Reproduce the records below, substituting "source-cell" for every occurrence of "attribution-cell" and leaving all other text unchanged. Omit the pictures from the answer.

---------- RECORDS SHOWN ----------

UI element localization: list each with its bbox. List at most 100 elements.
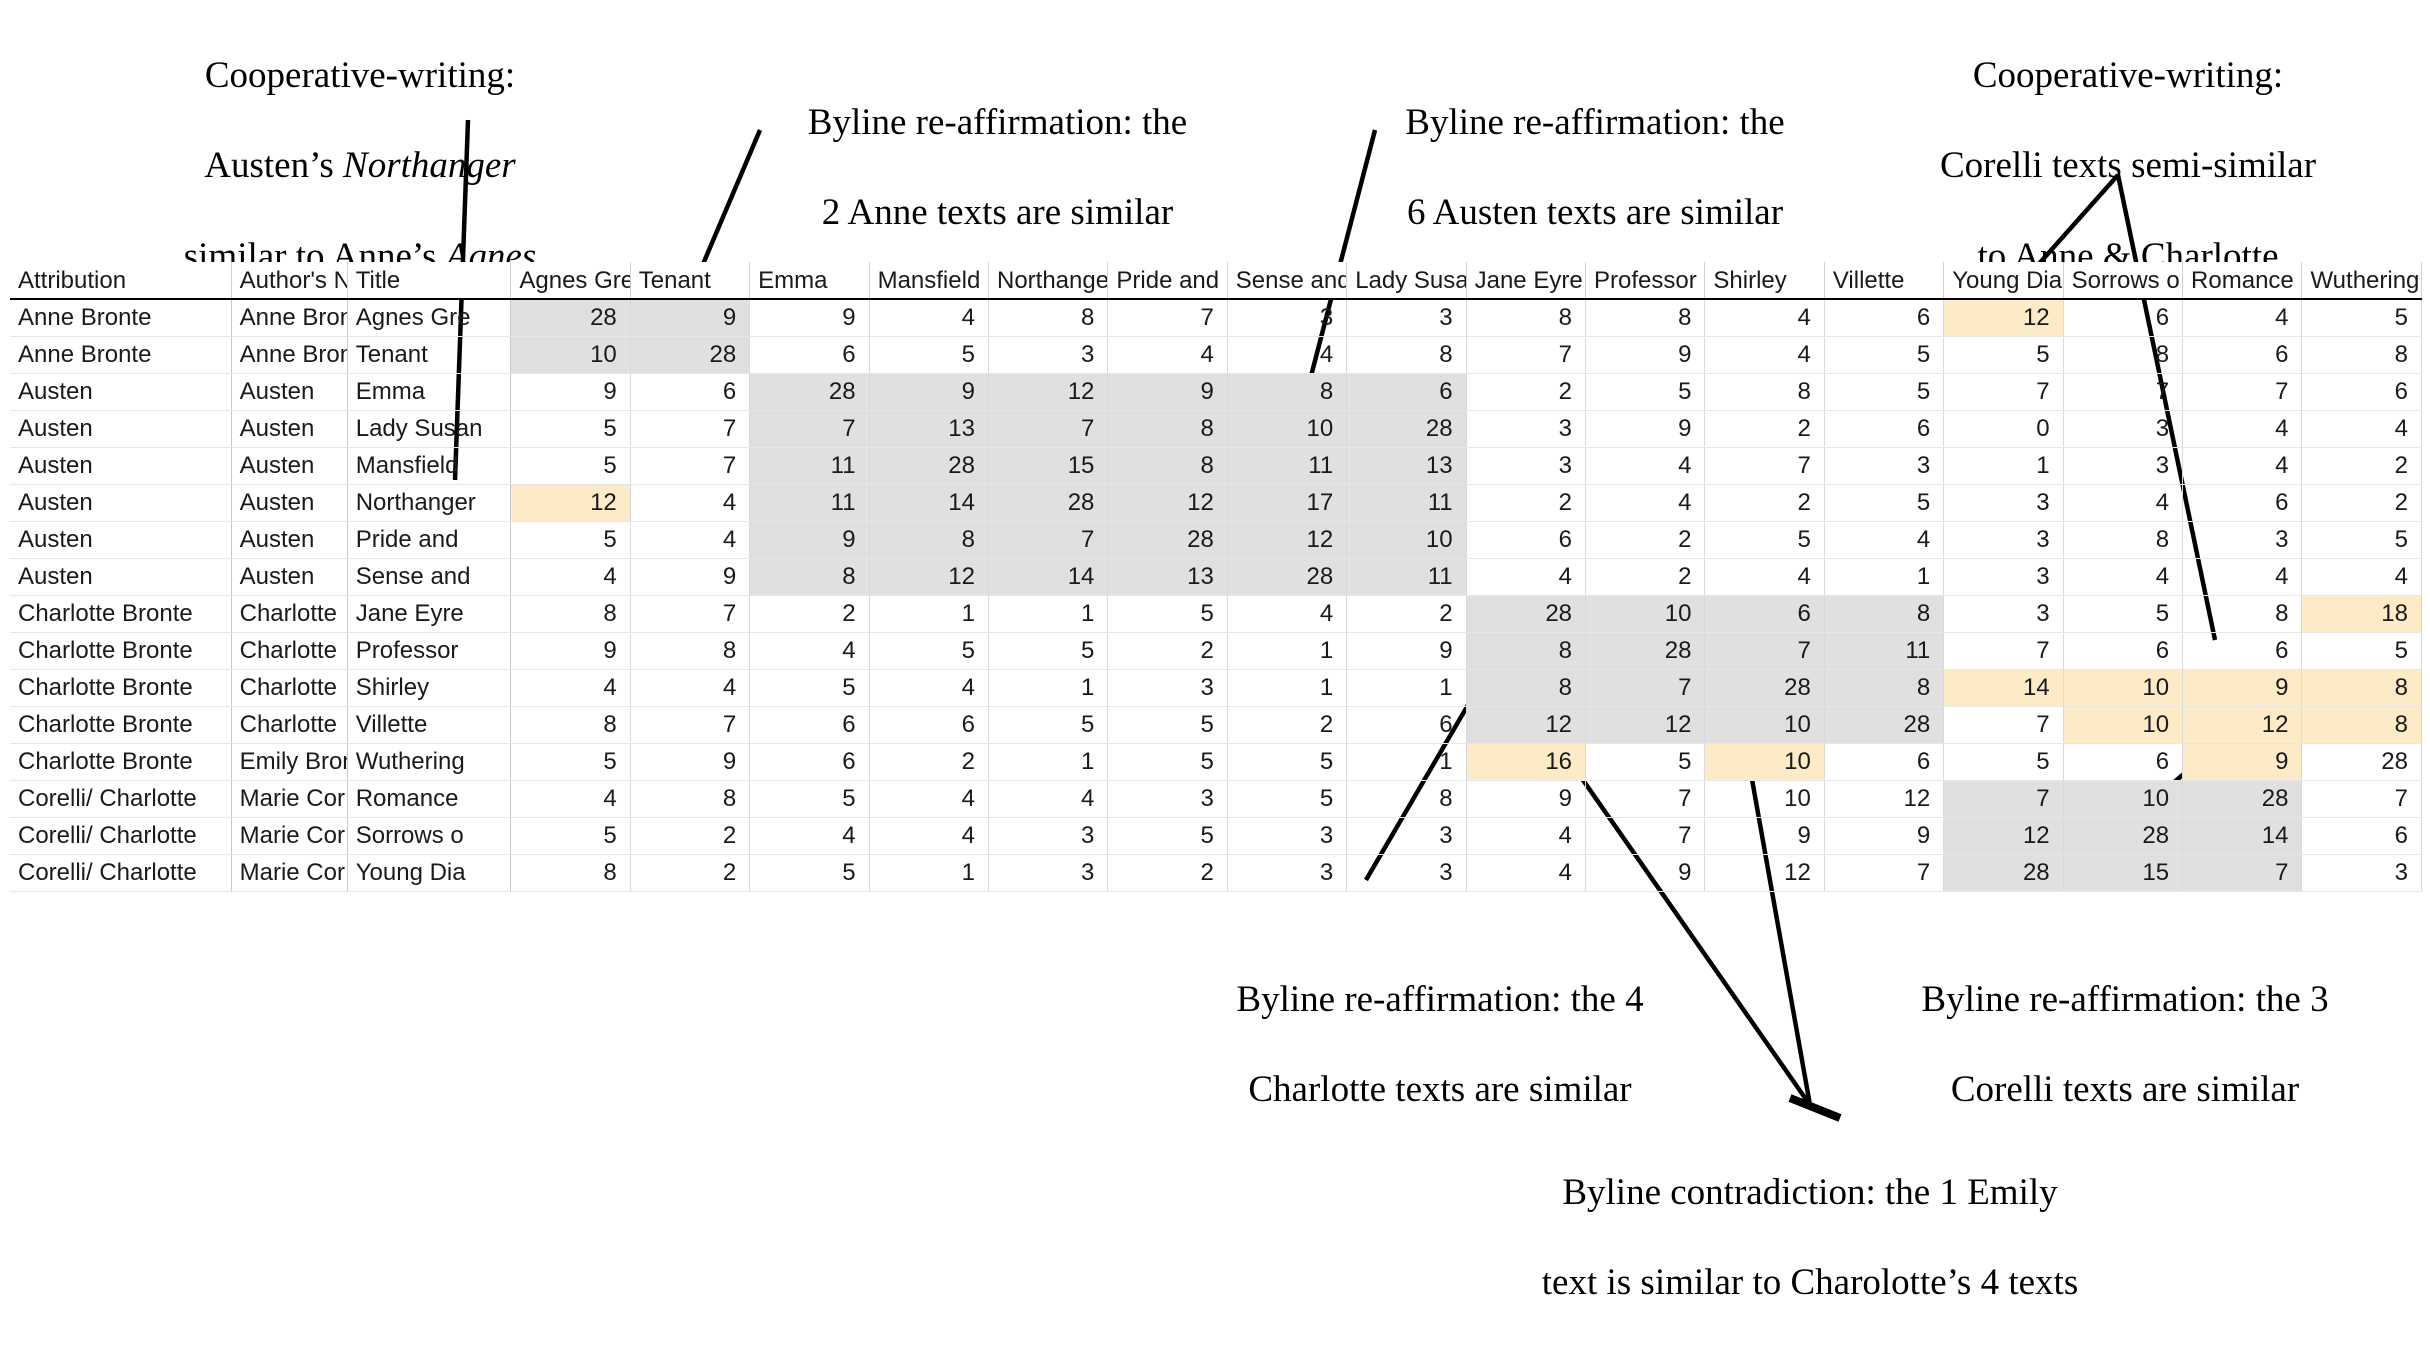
title-cell[interactable]: Sense and [347, 558, 512, 596]
similarity-cell[interactable]: 8 [510, 595, 631, 633]
table-row[interactable]: Charlotte Bronte Charlotte Villette 8 7 6 6 5 5 2… [10, 706, 2422, 744]
similarity-cell[interactable]: 3 [1227, 299, 1348, 337]
similarity-cell[interactable]: 2 [1107, 854, 1228, 892]
similarity-cell[interactable]: 5 [1824, 373, 1945, 411]
similarity-cell[interactable]: 4 [1227, 336, 1348, 374]
similarity-cell[interactable]: 7 [1585, 669, 1706, 707]
table-row[interactable]: Austen Austen Pride and 5 4 9 8 7 28 12 10 6 2 5 4 3 8 3 5 [10, 521, 2422, 559]
similarity-cell[interactable]: 4 [630, 669, 751, 707]
author-cell[interactable]: Charlotte [231, 669, 348, 707]
similarity-cell[interactable]: 5 [1107, 817, 1228, 855]
column-header[interactable]: Romance [2182, 262, 2303, 300]
similarity-cell[interactable]: 2 [1585, 558, 1706, 596]
attribution-cell[interactable]: Corelli/ Charlotte [10, 854, 232, 892]
similarity-cell[interactable]: 6 [749, 743, 870, 781]
title-cell[interactable]: Sorrows o [347, 817, 512, 855]
column-header[interactable]: Agnes Gre [510, 262, 631, 300]
similarity-cell[interactable]: 12 [869, 558, 989, 596]
author-cell[interactable]: Charlotte [231, 706, 348, 744]
similarity-cell[interactable]: 8 [1824, 669, 1945, 707]
similarity-cell[interactable]: 4 [988, 780, 1109, 818]
column-header[interactable]: Jane Eyre [1466, 262, 1587, 300]
similarity-cell[interactable]: 28 [1107, 521, 1228, 559]
similarity-cell[interactable]: 28 [630, 336, 751, 374]
similarity-cell[interactable]: 9 [1346, 632, 1467, 670]
title-cell[interactable]: Shirley [347, 669, 512, 707]
similarity-cell[interactable]: 4 [2182, 299, 2303, 337]
similarity-cell[interactable]: 7 [1704, 447, 1825, 485]
author-cell[interactable]: Charlotte [231, 595, 348, 633]
attribution-cell[interactable]: Charlotte Bronte [10, 743, 232, 781]
similarity-cell[interactable]: 4 [2301, 410, 2422, 448]
similarity-cell[interactable]: 2 [1585, 521, 1706, 559]
similarity-cell[interactable]: 5 [1704, 521, 1825, 559]
similarity-cell[interactable]: 9 [510, 632, 631, 670]
similarity-cell[interactable]: 5 [1943, 336, 2064, 374]
similarity-cell[interactable]: 5 [749, 854, 870, 892]
similarity-cell[interactable]: 7 [1107, 299, 1228, 337]
similarity-cell[interactable]: 28 [2063, 817, 2184, 855]
attribution-cell[interactable]: Corelli/ Charlotte [10, 817, 232, 855]
similarity-cell[interactable]: 8 [749, 558, 870, 596]
similarity-cell[interactable]: 3 [1346, 854, 1467, 892]
similarity-cell[interactable]: 6 [2063, 743, 2184, 781]
similarity-cell[interactable]: 12 [1704, 854, 1825, 892]
similarity-cell[interactable]: 8 [2063, 521, 2184, 559]
similarity-cell[interactable]: 8 [2301, 336, 2422, 374]
similarity-cell[interactable]: 2 [630, 817, 751, 855]
similarity-cell[interactable]: 9 [1585, 410, 1706, 448]
similarity-cell[interactable]: 5 [1227, 743, 1348, 781]
author-cell[interactable]: Anne Bron [231, 299, 348, 337]
similarity-cell[interactable]: 7 [630, 447, 751, 485]
title-cell[interactable]: Tenant [347, 336, 512, 374]
similarity-cell[interactable]: 1 [1346, 743, 1467, 781]
title-cell[interactable]: Mansfield [347, 447, 512, 485]
similarity-cell[interactable]: 9 [749, 299, 870, 337]
similarity-cell[interactable]: 1 [1824, 558, 1945, 596]
similarity-cell[interactable]: 4 [1227, 595, 1348, 633]
attribution-cell[interactable]: Austen [10, 521, 232, 559]
column-header[interactable]: Young Dia [1943, 262, 2064, 300]
attribution-cell[interactable]: Charlotte Bronte [10, 706, 232, 744]
similarity-cell[interactable]: 3 [2182, 521, 2303, 559]
similarity-cell[interactable]: 10 [1704, 706, 1825, 744]
column-header[interactable]: Attribution [10, 262, 232, 300]
table-row[interactable]: Austen Austen Northanger 12 4 11 14 28 12 17 11 2 4 2… [10, 484, 2422, 522]
similarity-cell[interactable]: 5 [749, 669, 870, 707]
similarity-cell[interactable]: 7 [2301, 780, 2422, 818]
similarity-cell[interactable]: 10 [510, 336, 631, 374]
similarity-cell[interactable]: 15 [988, 447, 1109, 485]
similarity-cell[interactable]: 4 [2182, 447, 2303, 485]
similarity-cell[interactable]: 10 [1585, 595, 1706, 633]
similarity-cell[interactable]: 9 [630, 299, 751, 337]
similarity-cell[interactable]: 7 [988, 410, 1109, 448]
similarity-cell[interactable]: 8 [1346, 336, 1467, 374]
similarity-cell[interactable]: 3 [1346, 299, 1467, 337]
similarity-cell[interactable]: 28 [749, 373, 870, 411]
similarity-cell[interactable]: 12 [1466, 706, 1587, 744]
similarity-cell[interactable]: 12 [988, 373, 1109, 411]
similarity-cell[interactable]: 4 [1107, 336, 1228, 374]
similarity-cell[interactable]: 28 [1466, 595, 1587, 633]
similarity-cell[interactable]: 4 [1585, 484, 1706, 522]
similarity-cell[interactable]: 1 [1943, 447, 2064, 485]
column-header[interactable]: Sorrows o [2063, 262, 2184, 300]
similarity-cell[interactable]: 8 [510, 706, 631, 744]
similarity-cell[interactable]: 4 [869, 817, 989, 855]
similarity-cell[interactable]: 2 [1704, 484, 1825, 522]
similarity-cell[interactable]: 1 [869, 854, 989, 892]
similarity-cell[interactable]: 8 [1824, 595, 1945, 633]
author-cell[interactable]: Emily Bron [231, 743, 348, 781]
attribution-cell[interactable]: Austen [10, 484, 232, 522]
similarity-cell[interactable]: 10 [2063, 669, 2184, 707]
similarity-cell[interactable]: 5 [2301, 299, 2422, 337]
table-row[interactable]: Charlotte Bronte Charlotte Professor 9 8 4 5 5 2… [10, 632, 2422, 670]
similarity-cell[interactable]: 2 [630, 854, 751, 892]
similarity-cell[interactable]: 1 [1227, 632, 1348, 670]
similarity-cell[interactable]: 9 [2182, 669, 2303, 707]
similarity-cell[interactable]: 28 [988, 484, 1109, 522]
column-header[interactable]: Pride and [1107, 262, 1228, 300]
table-row[interactable]: Charlotte Bronte Charlotte Shirley 4 4 5 4 1 3 1 1… [10, 669, 2422, 707]
similarity-cell[interactable]: 15 [2063, 854, 2184, 892]
title-cell[interactable]: Jane Eyre [347, 595, 512, 633]
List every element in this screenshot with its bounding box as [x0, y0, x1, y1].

----------

__CORRECT RESPONSE__.
UI element localization: list each with its bbox. List at most 100 elements.
title-cell[interactable]: Sense and [347, 558, 512, 596]
similarity-cell[interactable]: 8 [510, 595, 631, 633]
table-row[interactable]: Charlotte Bronte Charlotte Villette 8 7 6 6 5 5 2… [10, 706, 2422, 744]
similarity-cell[interactable]: 3 [1227, 299, 1348, 337]
similarity-cell[interactable]: 2 [1107, 854, 1228, 892]
similarity-cell[interactable]: 5 [1824, 373, 1945, 411]
similarity-cell[interactable]: 4 [1227, 336, 1348, 374]
similarity-cell[interactable]: 7 [1585, 669, 1706, 707]
table-row[interactable]: Austen Austen Pride and 5 4 9 8 7 28 12 10 6 2 5 4 3 8 3 5 [10, 521, 2422, 559]
similarity-cell[interactable]: 4 [630, 669, 751, 707]
author-cell[interactable]: Charlotte [231, 669, 348, 707]
similarity-cell[interactable]: 5 [1107, 817, 1228, 855]
column-header[interactable]: Romance [2182, 262, 2303, 300]
similarity-cell[interactable]: 2 [1585, 558, 1706, 596]
source-cell[interactable]: Corelli/ Charlotte [10, 854, 232, 892]
similarity-cell[interactable]: 6 [749, 743, 870, 781]
title-cell[interactable]: Sorrows o [347, 817, 512, 855]
column-header[interactable]: Agnes Gre [510, 262, 631, 300]
similarity-cell[interactable]: 12 [869, 558, 989, 596]
author-cell[interactable]: Charlotte [231, 706, 348, 744]
similarity-cell[interactable]: 8 [1824, 669, 1945, 707]
similarity-cell[interactable]: 4 [988, 780, 1109, 818]
column-header[interactable]: Jane Eyre [1466, 262, 1587, 300]
similarity-cell[interactable]: 28 [1107, 521, 1228, 559]
similarity-cell[interactable]: 28 [630, 336, 751, 374]
similarity-cell[interactable]: 9 [1346, 632, 1467, 670]
title-cell[interactable]: Shirley [347, 669, 512, 707]
similarity-cell[interactable]: 4 [2182, 299, 2303, 337]
similarity-cell[interactable]: 7 [1704, 447, 1825, 485]
author-cell[interactable]: Charlotte [231, 595, 348, 633]
source-cell[interactable]: Charlotte Bronte [10, 743, 232, 781]
similarity-cell[interactable]: 4 [2301, 410, 2422, 448]
similarity-cell[interactable]: 2 [1585, 521, 1706, 559]
similarity-cell[interactable]: 5 [1704, 521, 1825, 559]
similarity-cell[interactable]: 9 [510, 632, 631, 670]
similarity-cell[interactable]: 5 [1943, 336, 2064, 374]
similarity-cell[interactable]: 5 [749, 854, 870, 892]
similarity-cell[interactable]: 7 [1107, 299, 1228, 337]
similarity-cell[interactable]: 28 [2063, 817, 2184, 855]
source-cell[interactable]: Corelli/ Charlotte [10, 817, 232, 855]
similarity-cell[interactable]: 8 [749, 558, 870, 596]
similarity-cell[interactable]: 3 [1346, 854, 1467, 892]
similarity-cell[interactable]: 6 [2063, 743, 2184, 781]
similarity-cell[interactable]: 12 [1704, 854, 1825, 892]
similarity-cell[interactable]: 8 [2063, 521, 2184, 559]
similarity-cell[interactable]: 8 [2301, 336, 2422, 374]
similarity-cell[interactable]: 2 [630, 817, 751, 855]
similarity-cell[interactable]: 9 [1585, 410, 1706, 448]
similarity-cell[interactable]: 5 [1227, 743, 1348, 781]
author-cell[interactable]: Anne Bron [231, 299, 348, 337]
similarity-cell[interactable]: 7 [630, 447, 751, 485]
title-cell[interactable]: Tenant [347, 336, 512, 374]
similarity-cell[interactable]: 1 [1346, 743, 1467, 781]
title-cell[interactable]: Mansfield [347, 447, 512, 485]
similarity-cell[interactable]: 9 [749, 299, 870, 337]
similarity-cell[interactable]: 1 [1824, 558, 1945, 596]
similarity-cell[interactable]: 4 [1227, 595, 1348, 633]
source-cell[interactable]: Austen [10, 521, 232, 559]
column-header[interactable]: Young Dia [1943, 262, 2064, 300]
source-cell[interactable]: Charlotte Bronte [10, 706, 232, 744]
similarity-cell[interactable]: 3 [2182, 521, 2303, 559]
similarity-cell[interactable]: 10 [1704, 706, 1825, 744]
column-header[interactable]: Attribution [10, 262, 232, 300]
table-row[interactable]: Austen Austen Northanger 12 4 11 14 28 12 17 11 2 4 2… [10, 484, 2422, 522]
similarity-cell[interactable]: 5 [749, 669, 870, 707]
similarity-cell[interactable]: 7 [2301, 780, 2422, 818]
similarity-cell[interactable]: 10 [510, 336, 631, 374]
similarity-cell[interactable]: 15 [988, 447, 1109, 485]
similarity-cell[interactable]: 4 [2182, 447, 2303, 485]
similarity-cell[interactable]: 10 [1585, 595, 1706, 633]
similarity-cell[interactable]: 9 [630, 299, 751, 337]
similarity-cell[interactable]: 7 [988, 410, 1109, 448]
similarity-cell[interactable]: 8 [1346, 336, 1467, 374]
similarity-cell[interactable]: 3 [1346, 299, 1467, 337]
similarity-cell[interactable]: 28 [749, 373, 870, 411]
similarity-cell[interactable]: 12 [1466, 706, 1587, 744]
similarity-cell[interactable]: 12 [988, 373, 1109, 411]
similarity-cell[interactable]: 4 [1107, 336, 1228, 374]
similarity-cell[interactable]: 28 [1466, 595, 1587, 633]
similarity-cell[interactable]: 4 [1585, 484, 1706, 522]
similarity-cell[interactable]: 1 [1943, 447, 2064, 485]
column-header[interactable]: Sorrows o [2063, 262, 2184, 300]
similarity-cell[interactable]: 8 [510, 706, 631, 744]
similarity-cell[interactable]: 4 [869, 817, 989, 855]
similarity-cell[interactable]: 2 [1704, 484, 1825, 522]
similarity-cell[interactable]: 1 [869, 854, 989, 892]
similarity-cell[interactable]: 8 [1824, 595, 1945, 633]
author-cell[interactable]: Emily Bron [231, 743, 348, 781]
source-cell[interactable]: Austen [10, 484, 232, 522]
similarity-cell[interactable]: 10 [2063, 669, 2184, 707]
similarity-cell[interactable]: 5 [2301, 299, 2422, 337]
table-row[interactable]: Charlotte Bronte Charlotte Professor 9 8 4 5 5 2… [10, 632, 2422, 670]
similarity-cell[interactable]: 2 [630, 854, 751, 892]
similarity-cell[interactable]: 1 [1227, 632, 1348, 670]
similarity-cell[interactable]: 9 [2182, 669, 2303, 707]
similarity-cell[interactable]: 28 [988, 484, 1109, 522]
column-header[interactable]: Pride and [1107, 262, 1228, 300]
table-row[interactable]: Charlotte Bronte Charlotte Shirley 4 4 5 4 1 3 1 1… [10, 669, 2422, 707]
similarity-cell[interactable]: 15 [2063, 854, 2184, 892]
title-cell[interactable]: Jane Eyre [347, 595, 512, 633]
List every element in this screenshot with its bounding box as [x0, y0, x1, y1].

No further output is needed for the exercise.